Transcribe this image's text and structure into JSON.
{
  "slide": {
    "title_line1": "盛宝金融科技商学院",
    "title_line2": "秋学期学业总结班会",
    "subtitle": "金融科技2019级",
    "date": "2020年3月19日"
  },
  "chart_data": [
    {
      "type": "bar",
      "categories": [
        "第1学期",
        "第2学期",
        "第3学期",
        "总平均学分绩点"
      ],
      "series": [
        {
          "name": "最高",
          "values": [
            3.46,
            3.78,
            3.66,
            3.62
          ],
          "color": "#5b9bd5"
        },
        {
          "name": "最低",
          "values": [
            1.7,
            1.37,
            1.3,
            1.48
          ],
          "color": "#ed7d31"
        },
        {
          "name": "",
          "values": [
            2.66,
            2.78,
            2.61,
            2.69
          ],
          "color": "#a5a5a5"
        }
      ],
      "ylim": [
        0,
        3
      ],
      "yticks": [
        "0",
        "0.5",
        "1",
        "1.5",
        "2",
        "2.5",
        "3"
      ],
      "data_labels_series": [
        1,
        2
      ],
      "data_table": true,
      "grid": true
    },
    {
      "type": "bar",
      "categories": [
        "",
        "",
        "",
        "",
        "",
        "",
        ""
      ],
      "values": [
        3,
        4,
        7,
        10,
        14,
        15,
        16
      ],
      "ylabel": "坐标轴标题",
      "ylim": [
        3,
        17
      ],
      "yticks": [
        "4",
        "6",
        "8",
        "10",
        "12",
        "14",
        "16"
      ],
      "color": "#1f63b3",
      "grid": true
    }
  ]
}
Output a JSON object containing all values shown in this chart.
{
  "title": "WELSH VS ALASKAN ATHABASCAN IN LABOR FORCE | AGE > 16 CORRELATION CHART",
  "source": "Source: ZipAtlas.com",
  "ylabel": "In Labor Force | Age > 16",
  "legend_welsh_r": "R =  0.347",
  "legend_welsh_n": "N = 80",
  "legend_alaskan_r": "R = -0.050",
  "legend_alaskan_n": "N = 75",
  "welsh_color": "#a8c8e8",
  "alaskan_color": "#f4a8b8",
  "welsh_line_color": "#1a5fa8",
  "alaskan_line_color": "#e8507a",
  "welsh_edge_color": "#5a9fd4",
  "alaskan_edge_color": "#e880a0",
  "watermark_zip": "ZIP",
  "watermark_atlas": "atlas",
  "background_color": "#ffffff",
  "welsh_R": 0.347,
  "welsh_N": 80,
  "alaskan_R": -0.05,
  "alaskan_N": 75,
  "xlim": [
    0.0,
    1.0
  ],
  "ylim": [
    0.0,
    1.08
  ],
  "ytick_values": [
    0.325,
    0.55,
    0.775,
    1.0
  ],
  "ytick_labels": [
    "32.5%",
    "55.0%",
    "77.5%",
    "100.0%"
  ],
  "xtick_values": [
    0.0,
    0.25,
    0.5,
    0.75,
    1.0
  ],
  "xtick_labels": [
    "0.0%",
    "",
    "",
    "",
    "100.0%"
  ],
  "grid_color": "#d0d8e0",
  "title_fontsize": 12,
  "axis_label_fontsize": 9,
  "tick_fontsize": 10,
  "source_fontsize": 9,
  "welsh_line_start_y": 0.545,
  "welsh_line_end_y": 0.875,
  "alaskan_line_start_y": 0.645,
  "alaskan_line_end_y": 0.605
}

WRITTEN REQUEST: In full and verbatim, repeat the records given above.

RESPONSE TO THIS TASK:
Transcribe this image's text and structure into JSON.
{
  "slide": {
    "title_line1": "盛宝金融科技商学院",
    "title_line2": "秋学期学业总结班会",
    "subtitle": "金融科技2019级",
    "date": "2020年3月19日"
  },
  "chart_data": [
    {
      "type": "bar",
      "categories": [
        "第1学期",
        "第2学期",
        "第3学期",
        "总平均学分绩点"
      ],
      "series": [
        {
          "name": "最高",
          "values": [
            3.46,
            3.78,
            3.66,
            3.62
          ],
          "color": "#5b9bd5"
        },
        {
          "name": "最低",
          "values": [
            1.7,
            1.37,
            1.3,
            1.48
          ],
          "color": "#ed7d31"
        },
        {
          "name": "",
          "values": [
            2.66,
            2.78,
            2.61,
            2.69
          ],
          "color": "#a5a5a5"
        }
      ],
      "ylim": [
        0,
        3
      ],
      "yticks": [
        "0",
        "0.5",
        "1",
        "1.5",
        "2",
        "2.5",
        "3"
      ],
      "data_labels_series": [
        1,
        2
      ],
      "data_table": true,
      "grid": true
    },
    {
      "type": "bar",
      "categories": [
        "",
        "",
        "",
        "",
        "",
        "",
        ""
      ],
      "values": [
        3,
        4,
        7,
        10,
        14,
        15,
        16
      ],
      "ylabel": "坐标轴标题",
      "ylim": [
        3,
        17
      ],
      "yticks": [
        "4",
        "6",
        "8",
        "10",
        "12",
        "14",
        "16"
      ],
      "color": "#1f63b3",
      "grid": true
    }
  ]
}
Output a JSON object containing all values shown in this chart.
{
  "title": "WELSH VS ALASKAN ATHABASCAN IN LABOR FORCE | AGE > 16 CORRELATION CHART",
  "source": "Source: ZipAtlas.com",
  "ylabel": "In Labor Force | Age > 16",
  "legend_welsh_r": "R =  0.347",
  "legend_welsh_n": "N = 80",
  "legend_alaskan_r": "R = -0.050",
  "legend_alaskan_n": "N = 75",
  "welsh_color": "#a8c8e8",
  "alaskan_color": "#f4a8b8",
  "welsh_line_color": "#1a5fa8",
  "alaskan_line_color": "#e8507a",
  "welsh_edge_color": "#5a9fd4",
  "alaskan_edge_color": "#e880a0",
  "watermark_zip": "ZIP",
  "watermark_atlas": "atlas",
  "background_color": "#ffffff",
  "welsh_R": 0.347,
  "welsh_N": 80,
  "alaskan_R": -0.05,
  "alaskan_N": 75,
  "xlim": [
    0.0,
    1.0
  ],
  "ylim": [
    0.0,
    1.08
  ],
  "ytick_values": [
    0.325,
    0.55,
    0.775,
    1.0
  ],
  "ytick_labels": [
    "32.5%",
    "55.0%",
    "77.5%",
    "100.0%"
  ],
  "xtick_values": [
    0.0,
    0.25,
    0.5,
    0.75,
    1.0
  ],
  "xtick_labels": [
    "0.0%",
    "",
    "",
    "",
    "100.0%"
  ],
  "grid_color": "#d0d8e0",
  "title_fontsize": 12,
  "axis_label_fontsize": 9,
  "tick_fontsize": 10,
  "source_fontsize": 9,
  "welsh_line_start_y": 0.545,
  "welsh_line_end_y": 0.875,
  "alaskan_line_start_y": 0.645,
  "alaskan_line_end_y": 0.605
}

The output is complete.